• [Your task]:
Go through the data below. List every line that holds the word "from".
⁂
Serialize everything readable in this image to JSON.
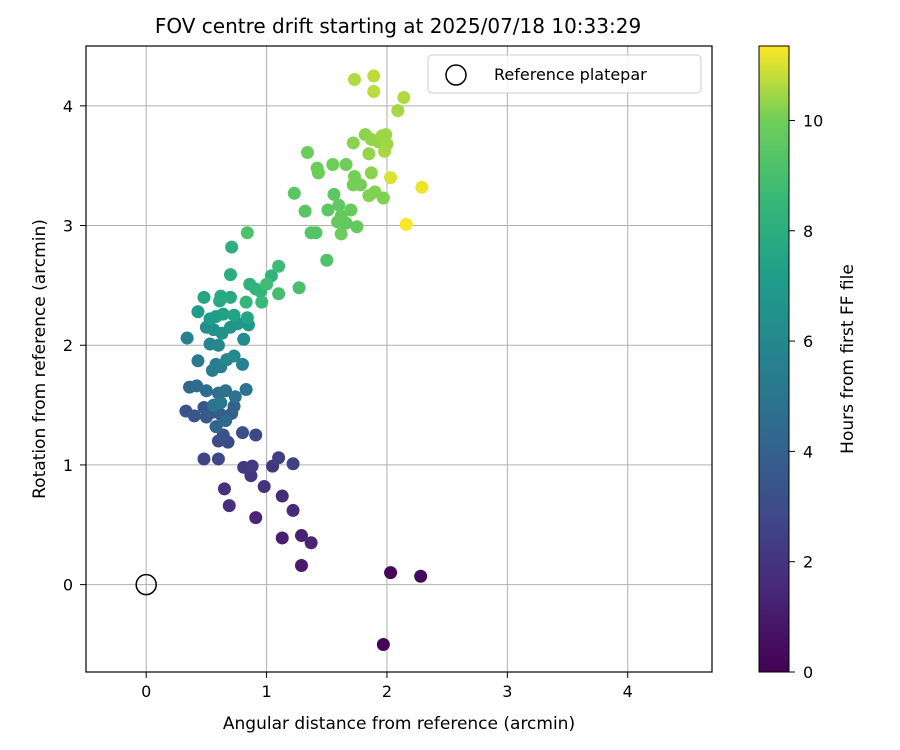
{
  "chart_data": {
    "type": "scatter",
    "title": "FOV centre drift starting at 2025/07/18 10:33:29",
    "xlabel": "Angular distance from reference (arcmin)",
    "ylabel": "Rotation from reference (arcmin)",
    "xlim": [
      -0.5,
      4.7
    ],
    "ylim": [
      -0.73,
      4.5
    ],
    "xticks": [
      "0",
      "1",
      "2",
      "3",
      "4"
    ],
    "yticks": [
      "0",
      "1",
      "2",
      "3",
      "4"
    ],
    "grid": true,
    "legend": {
      "placement": "top-right",
      "entries": [
        "Reference platepar"
      ]
    },
    "reference_point": {
      "name": "Reference platepar",
      "x": 0,
      "y": 0,
      "marker": "open-circle"
    },
    "colorbar": {
      "label": "Hours from first FF file",
      "colormap": "viridis",
      "range": [
        0,
        11.35
      ],
      "ticks": [
        "0",
        "2",
        "4",
        "6",
        "8",
        "10"
      ]
    },
    "points": [
      [
        1.97,
        -0.5,
        0.1
      ],
      [
        2.03,
        0.1,
        0.2
      ],
      [
        2.28,
        0.07,
        0.3
      ],
      [
        1.29,
        0.16,
        1.0
      ],
      [
        1.13,
        0.39,
        1.1
      ],
      [
        1.29,
        0.41,
        1.2
      ],
      [
        1.37,
        0.35,
        1.3
      ],
      [
        0.91,
        0.56,
        1.4
      ],
      [
        1.22,
        0.62,
        1.5
      ],
      [
        1.13,
        0.74,
        1.6
      ],
      [
        0.69,
        0.66,
        1.7
      ],
      [
        0.65,
        0.8,
        1.8
      ],
      [
        0.98,
        0.82,
        1.9
      ],
      [
        0.87,
        0.91,
        2.0
      ],
      [
        1.05,
        0.99,
        2.1
      ],
      [
        0.81,
        0.98,
        2.2
      ],
      [
        0.88,
        0.99,
        2.3
      ],
      [
        1.1,
        1.06,
        2.4
      ],
      [
        1.22,
        1.01,
        2.5
      ],
      [
        0.48,
        1.05,
        2.6
      ],
      [
        0.6,
        1.05,
        2.7
      ],
      [
        0.91,
        1.25,
        2.8
      ],
      [
        0.68,
        1.19,
        2.9
      ],
      [
        0.6,
        1.2,
        3.0
      ],
      [
        0.8,
        1.27,
        3.1
      ],
      [
        0.64,
        1.25,
        3.2
      ],
      [
        0.33,
        1.45,
        3.3
      ],
      [
        0.4,
        1.41,
        3.4
      ],
      [
        0.48,
        1.48,
        3.5
      ],
      [
        0.5,
        1.4,
        3.6
      ],
      [
        0.55,
        1.44,
        3.7
      ],
      [
        0.62,
        1.42,
        3.8
      ],
      [
        0.71,
        1.43,
        3.9
      ],
      [
        0.73,
        1.49,
        4.0
      ],
      [
        0.58,
        1.32,
        4.1
      ],
      [
        0.66,
        1.37,
        4.2
      ],
      [
        0.36,
        1.65,
        4.3
      ],
      [
        0.42,
        1.66,
        4.4
      ],
      [
        0.5,
        1.62,
        4.5
      ],
      [
        0.6,
        1.6,
        4.6
      ],
      [
        0.66,
        1.62,
        4.7
      ],
      [
        0.74,
        1.57,
        4.8
      ],
      [
        0.83,
        1.63,
        4.9
      ],
      [
        0.56,
        1.5,
        5.0
      ],
      [
        0.62,
        1.52,
        5.1
      ],
      [
        0.43,
        1.87,
        5.2
      ],
      [
        0.55,
        1.79,
        5.3
      ],
      [
        0.58,
        1.84,
        5.4
      ],
      [
        0.62,
        1.82,
        5.5
      ],
      [
        0.8,
        1.84,
        5.6
      ],
      [
        0.34,
        2.06,
        5.7
      ],
      [
        0.53,
        2.01,
        5.8
      ],
      [
        0.6,
        2.0,
        5.9
      ],
      [
        0.67,
        1.88,
        6.0
      ],
      [
        0.73,
        1.91,
        6.1
      ],
      [
        0.81,
        2.05,
        6.2
      ],
      [
        0.5,
        2.15,
        6.3
      ],
      [
        0.56,
        2.13,
        6.4
      ],
      [
        0.63,
        2.1,
        6.5
      ],
      [
        0.7,
        2.15,
        6.6
      ],
      [
        0.76,
        2.18,
        6.7
      ],
      [
        0.85,
        2.17,
        6.8
      ],
      [
        0.43,
        2.28,
        6.9
      ],
      [
        0.53,
        2.22,
        7.0
      ],
      [
        0.58,
        2.24,
        7.1
      ],
      [
        0.64,
        2.26,
        7.2
      ],
      [
        0.73,
        2.25,
        7.3
      ],
      [
        0.84,
        2.23,
        7.4
      ],
      [
        0.48,
        2.4,
        7.5
      ],
      [
        0.61,
        2.37,
        7.6
      ],
      [
        0.7,
        2.4,
        7.7
      ],
      [
        0.62,
        2.41,
        7.8
      ],
      [
        0.7,
        2.59,
        7.9
      ],
      [
        0.71,
        2.82,
        8.0
      ],
      [
        0.86,
        2.51,
        8.1
      ],
      [
        0.91,
        2.47,
        8.2
      ],
      [
        1.04,
        2.58,
        8.3
      ],
      [
        0.95,
        2.45,
        8.4
      ],
      [
        0.83,
        2.36,
        8.5
      ],
      [
        0.96,
        2.36,
        8.6
      ],
      [
        1.1,
        2.66,
        8.7
      ],
      [
        1.0,
        2.51,
        8.8
      ],
      [
        1.1,
        2.43,
        8.9
      ],
      [
        1.27,
        2.48,
        9.0
      ],
      [
        0.84,
        2.94,
        9.1
      ],
      [
        1.5,
        2.71,
        9.2
      ],
      [
        1.37,
        2.94,
        9.3
      ],
      [
        1.41,
        2.94,
        9.3
      ],
      [
        1.23,
        3.27,
        9.4
      ],
      [
        1.32,
        3.12,
        9.4
      ],
      [
        1.51,
        3.13,
        9.5
      ],
      [
        1.56,
        3.26,
        9.5
      ],
      [
        1.6,
        3.17,
        9.6
      ],
      [
        1.62,
        3.08,
        9.6
      ],
      [
        1.66,
        3.02,
        9.6
      ],
      [
        1.59,
        3.03,
        9.7
      ],
      [
        1.7,
        3.13,
        9.7
      ],
      [
        1.75,
        2.99,
        9.7
      ],
      [
        1.62,
        2.93,
        9.8
      ],
      [
        1.34,
        3.61,
        9.8
      ],
      [
        1.42,
        3.48,
        9.8
      ],
      [
        1.43,
        3.44,
        9.9
      ],
      [
        1.55,
        3.51,
        9.9
      ],
      [
        1.66,
        3.51,
        9.9
      ],
      [
        1.73,
        3.41,
        10.0
      ],
      [
        1.72,
        3.34,
        10.0
      ],
      [
        1.78,
        3.34,
        10.0
      ],
      [
        1.85,
        3.25,
        10.1
      ],
      [
        1.9,
        3.28,
        10.1
      ],
      [
        1.97,
        3.23,
        10.1
      ],
      [
        1.87,
        3.44,
        10.2
      ],
      [
        1.72,
        3.69,
        10.2
      ],
      [
        1.82,
        3.76,
        10.2
      ],
      [
        1.87,
        3.72,
        10.3
      ],
      [
        1.85,
        3.6,
        10.3
      ],
      [
        1.93,
        3.7,
        10.3
      ],
      [
        1.96,
        3.75,
        10.4
      ],
      [
        1.99,
        3.76,
        10.4
      ],
      [
        2.0,
        3.68,
        10.4
      ],
      [
        1.98,
        3.62,
        10.5
      ],
      [
        2.09,
        3.96,
        10.5
      ],
      [
        2.14,
        4.07,
        10.6
      ],
      [
        1.73,
        4.22,
        10.6
      ],
      [
        1.89,
        4.25,
        10.7
      ],
      [
        1.89,
        4.12,
        10.7
      ],
      [
        2.03,
        3.4,
        11.0
      ],
      [
        2.29,
        3.32,
        11.2
      ],
      [
        2.16,
        3.01,
        11.3
      ]
    ]
  }
}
⁂
• [Result of this task]:
    "xlabel": "Angular distance from reference (arcmin)",
    "ylabel": "Rotation from reference (arcmin)",
      "label": "Hours from first FF file",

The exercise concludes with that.